__Work required__: Reproduce each line of the material below character for character, omitting the pictures.
──────────────────────────────
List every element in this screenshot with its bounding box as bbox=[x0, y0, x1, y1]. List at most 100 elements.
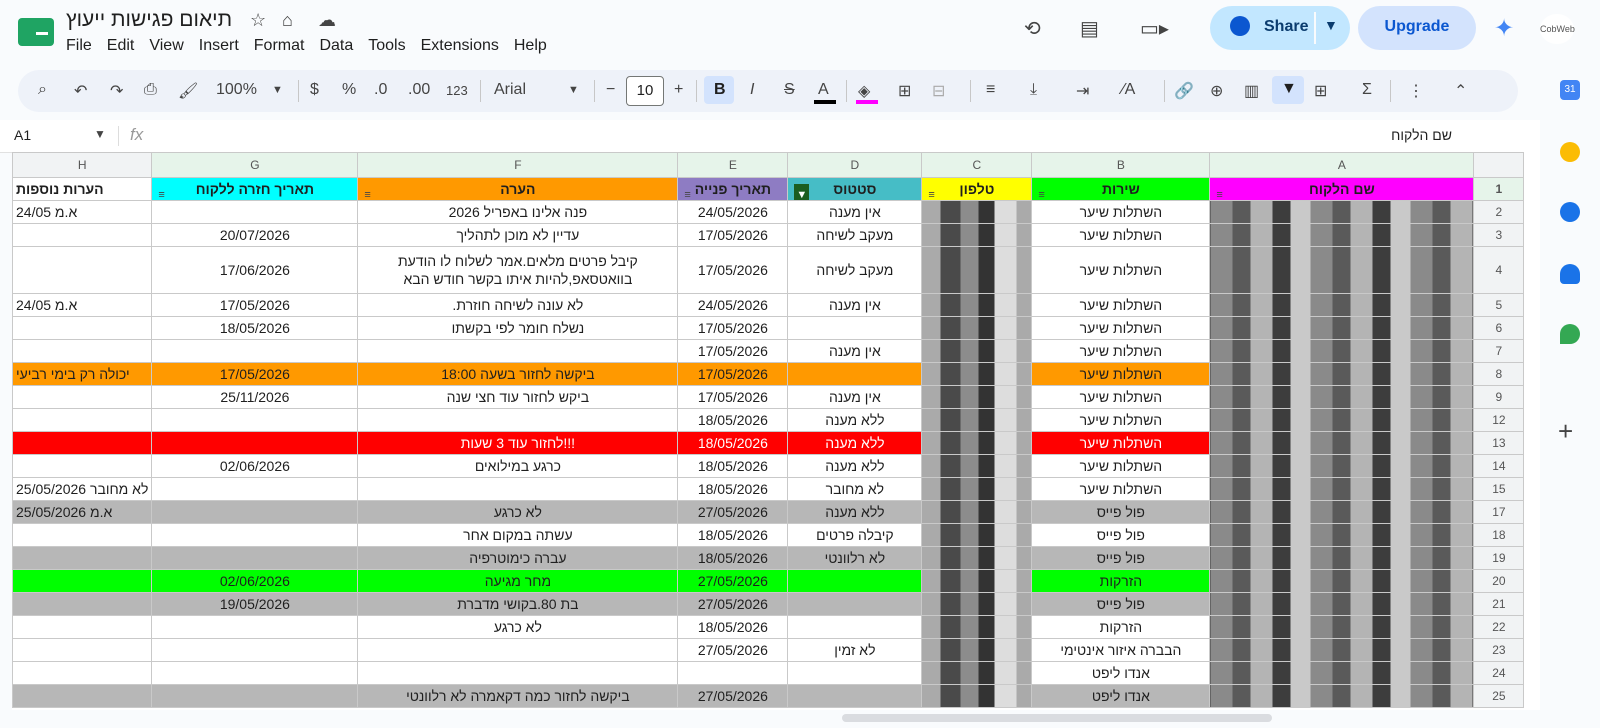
cell-h[interactable]: א.מ 24/05 bbox=[12, 293, 153, 317]
cell-f[interactable]: עדיין לא מוכן לתהליך bbox=[357, 223, 679, 247]
cell-b[interactable]: הבברה איזור אינטימי bbox=[1031, 638, 1211, 662]
client-name-cell-redacted[interactable] bbox=[1209, 523, 1475, 547]
cell-e[interactable]: 18/05/2026 bbox=[677, 408, 789, 432]
cell-b[interactable]: השתלות שיער bbox=[1031, 477, 1211, 501]
font-size-input[interactable]: 10 bbox=[626, 76, 664, 106]
comments-icon[interactable]: ▤ bbox=[1080, 16, 1099, 41]
cell-d[interactable]: לא זמין bbox=[787, 638, 923, 662]
cell-d[interactable] bbox=[787, 316, 923, 340]
font-select[interactable]: Arial bbox=[494, 81, 526, 99]
menu-extensions[interactable]: Extensions bbox=[421, 37, 499, 55]
cell-b[interactable]: אנדו ליפט bbox=[1031, 661, 1211, 685]
phone-cell-redacted[interactable] bbox=[921, 592, 1033, 616]
cell-g[interactable] bbox=[151, 200, 359, 224]
client-name-cell-redacted[interactable] bbox=[1209, 477, 1475, 501]
cell-g[interactable] bbox=[151, 684, 359, 708]
cloud-status-icon[interactable]: ☁ bbox=[318, 10, 336, 31]
cell-d[interactable] bbox=[787, 615, 923, 639]
name-box[interactable]: A1 bbox=[14, 127, 31, 143]
cell-f[interactable]: מחר מגיעה bbox=[357, 569, 679, 593]
client-name-cell-redacted[interactable] bbox=[1209, 454, 1475, 478]
row-number[interactable]: 14 bbox=[1473, 454, 1525, 478]
cell-d[interactable]: לא מחובר bbox=[787, 477, 923, 501]
cell-d[interactable] bbox=[787, 592, 923, 616]
cell-h[interactable] bbox=[12, 661, 153, 685]
cell-b[interactable]: השתלות שיער bbox=[1031, 408, 1211, 432]
cell-e[interactable]: 27/05/2026 bbox=[677, 684, 789, 708]
scrollbar-thumb[interactable] bbox=[842, 714, 1272, 722]
menu-tools[interactable]: Tools bbox=[368, 37, 405, 55]
phone-cell-redacted[interactable] bbox=[921, 362, 1033, 386]
phone-cell-redacted[interactable] bbox=[921, 385, 1033, 409]
cell-f[interactable]: ביקש לחזור עוד חצי שנה bbox=[357, 385, 679, 409]
cell-g[interactable] bbox=[151, 523, 359, 547]
cell-h[interactable] bbox=[12, 592, 153, 616]
phone-cell-redacted[interactable] bbox=[921, 454, 1033, 478]
cell-b[interactable]: השתלות שיער bbox=[1031, 223, 1211, 247]
cell-d[interactable]: אין מענה bbox=[787, 200, 923, 224]
cell-d[interactable] bbox=[787, 569, 923, 593]
maps-icon[interactable] bbox=[1560, 324, 1580, 344]
functions-icon[interactable]: Σ bbox=[1362, 81, 1372, 99]
cell-d[interactable]: ללא מענה bbox=[787, 431, 923, 455]
cell-f[interactable]: ביקשה לחזור בשעה 18:00 bbox=[357, 362, 679, 386]
row-number[interactable]: 2 bbox=[1473, 200, 1525, 224]
column-header[interactable]: C bbox=[921, 152, 1033, 178]
cell-b[interactable]: השתלות שיער bbox=[1031, 431, 1211, 455]
cell-d[interactable]: ללא מענה bbox=[787, 500, 923, 524]
add-addon-icon[interactable]: + bbox=[1558, 416, 1573, 447]
font-size-decrease-button[interactable]: − bbox=[606, 81, 615, 99]
cell-h[interactable] bbox=[12, 408, 153, 432]
client-name-cell-redacted[interactable] bbox=[1209, 661, 1475, 685]
cell-d[interactable]: אין מענה bbox=[787, 293, 923, 317]
merge-cells-icon[interactable]: ⊟ bbox=[932, 81, 945, 101]
cell-g[interactable]: 18/05/2026 bbox=[151, 316, 359, 340]
format-currency-button[interactable]: $ bbox=[310, 81, 319, 99]
cell-b[interactable]: פול פייס bbox=[1031, 523, 1211, 547]
client-name-cell-redacted[interactable] bbox=[1209, 408, 1475, 432]
phone-cell-redacted[interactable] bbox=[921, 223, 1033, 247]
cell-b[interactable]: השתלות שיער bbox=[1031, 385, 1211, 409]
search-menus-icon[interactable]: ⌕ bbox=[38, 81, 47, 99]
cell-h[interactable] bbox=[12, 569, 153, 593]
keep-icon[interactable] bbox=[1560, 142, 1580, 162]
sheets-logo-icon[interactable] bbox=[18, 18, 54, 46]
zoom-select[interactable]: 100% bbox=[216, 81, 257, 99]
cell-f[interactable]: ביקשה לחזור כמה דקאמרה לא רלוונטי bbox=[357, 684, 679, 708]
cell-e[interactable]: 17/05/2026 bbox=[677, 223, 789, 247]
undo-icon[interactable]: ↶ bbox=[74, 81, 87, 101]
cell-d[interactable]: לא רלוונטי bbox=[787, 546, 923, 570]
cell-f[interactable]: קיבל פרטים מלאים.אמר לשלוח לו הודעת בווא… bbox=[357, 246, 679, 294]
cell-g[interactable] bbox=[151, 615, 359, 639]
phone-cell-redacted[interactable] bbox=[921, 615, 1033, 639]
header-cell[interactable]: תאריך חזרה ללקוח ≡ bbox=[151, 177, 359, 201]
document-title[interactable]: תיאום פגישות ייעוץ bbox=[66, 8, 232, 32]
row-number[interactable]: 19 bbox=[1473, 546, 1525, 570]
cell-e[interactable]: 17/05/2026 bbox=[677, 246, 789, 294]
header-cell[interactable]: הערה ≡ bbox=[357, 177, 679, 201]
phone-cell-redacted[interactable] bbox=[921, 500, 1033, 524]
cell-e[interactable]: 18/05/2026 bbox=[677, 431, 789, 455]
cell-f[interactable]: עברה כימוטרפיה bbox=[357, 546, 679, 570]
contacts-icon[interactable] bbox=[1560, 264, 1580, 284]
client-name-cell-redacted[interactable] bbox=[1209, 246, 1475, 294]
header-cell[interactable]: סטטוס ▼ bbox=[787, 177, 923, 201]
row-number[interactable]: 5 bbox=[1473, 293, 1525, 317]
cell-f[interactable]: לא כרגע bbox=[357, 500, 679, 524]
cell-g[interactable]: 19/05/2026 bbox=[151, 592, 359, 616]
cell-h[interactable] bbox=[12, 316, 153, 340]
gemini-sparkle-icon[interactable]: ✦ bbox=[1494, 14, 1514, 43]
font-size-increase-button[interactable]: + bbox=[674, 81, 683, 99]
chevron-down-icon[interactable]: ▼ bbox=[568, 84, 579, 96]
bold-button[interactable]: B bbox=[704, 76, 734, 104]
filter-icon[interactable]: ≡ bbox=[158, 184, 164, 200]
horizontal-scrollbar[interactable] bbox=[12, 710, 1540, 728]
cell-b[interactable]: השתלות שיער bbox=[1031, 316, 1211, 340]
cell-f[interactable] bbox=[357, 339, 679, 363]
header-cell[interactable]: שם הלקוח ≡ bbox=[1209, 177, 1475, 201]
upgrade-button[interactable]: Upgrade bbox=[1358, 6, 1476, 50]
row-number[interactable]: 22 bbox=[1473, 615, 1525, 639]
cell-g[interactable]: 20/07/2026 bbox=[151, 223, 359, 247]
cell-h[interactable]: יכולה רק בימי רביעי bbox=[12, 362, 153, 386]
cell-b[interactable]: השתלות שיער bbox=[1031, 454, 1211, 478]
──────────────────────────────
__Reply__:
List every element in this screenshot with its bounding box as bbox=[x0, y0, x1, y1]. List at most 100 elements.
cell-h[interactable]: א.מ 24/05 bbox=[12, 293, 153, 317]
cell-f[interactable]: עדיין לא מוכן לתהליך bbox=[357, 223, 679, 247]
cell-b[interactable]: הבברה איזור אינטימי bbox=[1031, 638, 1211, 662]
client-name-cell-redacted[interactable] bbox=[1209, 523, 1475, 547]
cell-e[interactable]: 18/05/2026 bbox=[677, 408, 789, 432]
cell-b[interactable]: השתלות שיער bbox=[1031, 477, 1211, 501]
font-size-input[interactable]: 10 bbox=[626, 76, 664, 106]
comments-icon[interactable]: ▤ bbox=[1080, 16, 1099, 41]
cell-d[interactable]: לא זמין bbox=[787, 638, 923, 662]
cell-d[interactable] bbox=[787, 316, 923, 340]
font-select[interactable]: Arial bbox=[494, 81, 526, 99]
menu-extensions[interactable]: Extensions bbox=[421, 37, 499, 55]
cell-b[interactable]: אנדו ליפט bbox=[1031, 661, 1211, 685]
phone-cell-redacted[interactable] bbox=[921, 592, 1033, 616]
cell-g[interactable] bbox=[151, 200, 359, 224]
client-name-cell-redacted[interactable] bbox=[1209, 477, 1475, 501]
cell-g[interactable] bbox=[151, 684, 359, 708]
cloud-status-icon[interactable]: ☁ bbox=[318, 10, 336, 31]
cell-d[interactable] bbox=[787, 615, 923, 639]
name-box[interactable]: A1 bbox=[14, 127, 31, 143]
cell-f[interactable]: מחר מגיעה bbox=[357, 569, 679, 593]
client-name-cell-redacted[interactable] bbox=[1209, 454, 1475, 478]
row-number[interactable]: 14 bbox=[1473, 454, 1525, 478]
cell-d[interactable]: לא מחובר bbox=[787, 477, 923, 501]
cell-d[interactable] bbox=[787, 592, 923, 616]
cell-h[interactable] bbox=[12, 661, 153, 685]
cell-b[interactable]: השתלות שיער bbox=[1031, 408, 1211, 432]
cell-e[interactable]: 27/05/2026 bbox=[677, 684, 789, 708]
scrollbar-thumb[interactable] bbox=[842, 714, 1272, 722]
menu-tools[interactable]: Tools bbox=[368, 37, 405, 55]
phone-cell-redacted[interactable] bbox=[921, 362, 1033, 386]
phone-cell-redacted[interactable] bbox=[921, 385, 1033, 409]
cell-f[interactable]: ביקש לחזור עוד חצי שנה bbox=[357, 385, 679, 409]
cell-g[interactable] bbox=[151, 523, 359, 547]
cell-h[interactable] bbox=[12, 592, 153, 616]
phone-cell-redacted[interactable] bbox=[921, 454, 1033, 478]
cell-b[interactable]: השתלות שיער bbox=[1031, 223, 1211, 247]
cell-d[interactable]: אין מענה bbox=[787, 200, 923, 224]
cell-d[interactable] bbox=[787, 569, 923, 593]
maps-icon[interactable] bbox=[1560, 324, 1580, 344]
functions-icon[interactable]: Σ bbox=[1362, 81, 1372, 99]
cell-d[interactable]: ללא מענה bbox=[787, 431, 923, 455]
cell-f[interactable]: ביקשה לחזור בשעה 18:00 bbox=[357, 362, 679, 386]
row-number[interactable]: 2 bbox=[1473, 200, 1525, 224]
column-header[interactable]: C bbox=[921, 152, 1033, 178]
cell-b[interactable]: השתלות שיער bbox=[1031, 431, 1211, 455]
cell-d[interactable]: ללא מענה bbox=[787, 500, 923, 524]
add-addon-icon[interactable]: + bbox=[1558, 416, 1573, 447]
font-size-decrease-button[interactable]: − bbox=[606, 81, 615, 99]
cell-h[interactable] bbox=[12, 408, 153, 432]
client-name-cell-redacted[interactable] bbox=[1209, 661, 1475, 685]
cell-d[interactable]: אין מענה bbox=[787, 293, 923, 317]
merge-cells-icon[interactable]: ⊟ bbox=[932, 81, 945, 101]
cell-g[interactable]: 18/05/2026 bbox=[151, 316, 359, 340]
format-currency-button[interactable]: $ bbox=[310, 81, 319, 99]
cell-b[interactable]: פול פייס bbox=[1031, 523, 1211, 547]
client-name-cell-redacted[interactable] bbox=[1209, 408, 1475, 432]
phone-cell-redacted[interactable] bbox=[921, 223, 1033, 247]
cell-b[interactable]: השתלות שיער bbox=[1031, 385, 1211, 409]
search-menus-icon[interactable]: ⌕ bbox=[38, 81, 47, 99]
cell-h[interactable] bbox=[12, 569, 153, 593]
keep-icon[interactable] bbox=[1560, 142, 1580, 162]
sheets-logo-icon[interactable] bbox=[18, 18, 54, 46]
zoom-select[interactable]: 100% bbox=[216, 81, 257, 99]
cell-f[interactable]: ביקשה לחזור כמה דקאמרה לא רלוונטי bbox=[357, 684, 679, 708]
cell-e[interactable]: 17/05/2026 bbox=[677, 223, 789, 247]
undo-icon[interactable]: ↶ bbox=[74, 81, 87, 101]
cell-d[interactable]: לא רלוונטי bbox=[787, 546, 923, 570]
cell-f[interactable]: קיבל פרטים מלאים.אמר לשלוח לו הודעת בווא… bbox=[357, 246, 679, 294]
cell-g[interactable] bbox=[151, 615, 359, 639]
phone-cell-redacted[interactable] bbox=[921, 615, 1033, 639]
header-cell[interactable]: תאריך חזרה ללקוח ≡ bbox=[151, 177, 359, 201]
document-title[interactable]: תיאום פגישות ייעוץ bbox=[66, 8, 232, 32]
row-number[interactable]: 19 bbox=[1473, 546, 1525, 570]
cell-e[interactable]: 17/05/2026 bbox=[677, 246, 789, 294]
header-cell[interactable]: הערה ≡ bbox=[357, 177, 679, 201]
phone-cell-redacted[interactable] bbox=[921, 500, 1033, 524]
cell-e[interactable]: 18/05/2026 bbox=[677, 431, 789, 455]
cell-f[interactable]: עברה כימוטרפיה bbox=[357, 546, 679, 570]
contacts-icon[interactable] bbox=[1560, 264, 1580, 284]
client-name-cell-redacted[interactable] bbox=[1209, 246, 1475, 294]
header-cell[interactable]: סטטוס ▼ bbox=[787, 177, 923, 201]
row-number[interactable]: 5 bbox=[1473, 293, 1525, 317]
cell-f[interactable]: לא כרגע bbox=[357, 500, 679, 524]
cell-g[interactable]: 19/05/2026 bbox=[151, 592, 359, 616]
cell-h[interactable] bbox=[12, 316, 153, 340]
gemini-sparkle-icon[interactable]: ✦ bbox=[1494, 14, 1514, 43]
font-size-increase-button[interactable]: + bbox=[674, 81, 683, 99]
chevron-down-icon[interactable]: ▼ bbox=[568, 84, 579, 96]
bold-button[interactable]: B bbox=[704, 76, 734, 104]
filter-icon[interactable]: ≡ bbox=[158, 184, 164, 200]
horizontal-scrollbar[interactable] bbox=[12, 710, 1540, 728]
cell-b[interactable]: השתלות שיער bbox=[1031, 316, 1211, 340]
cell-f[interactable] bbox=[357, 339, 679, 363]
header-cell[interactable]: שם הלקוח ≡ bbox=[1209, 177, 1475, 201]
upgrade-button[interactable]: Upgrade bbox=[1358, 6, 1476, 50]
row-number[interactable]: 22 bbox=[1473, 615, 1525, 639]
cell-g[interactable]: 20/07/2026 bbox=[151, 223, 359, 247]
cell-h[interactable]: יכולה רק בימי רביעי bbox=[12, 362, 153, 386]
cell-b[interactable]: השתלות שיער bbox=[1031, 454, 1211, 478]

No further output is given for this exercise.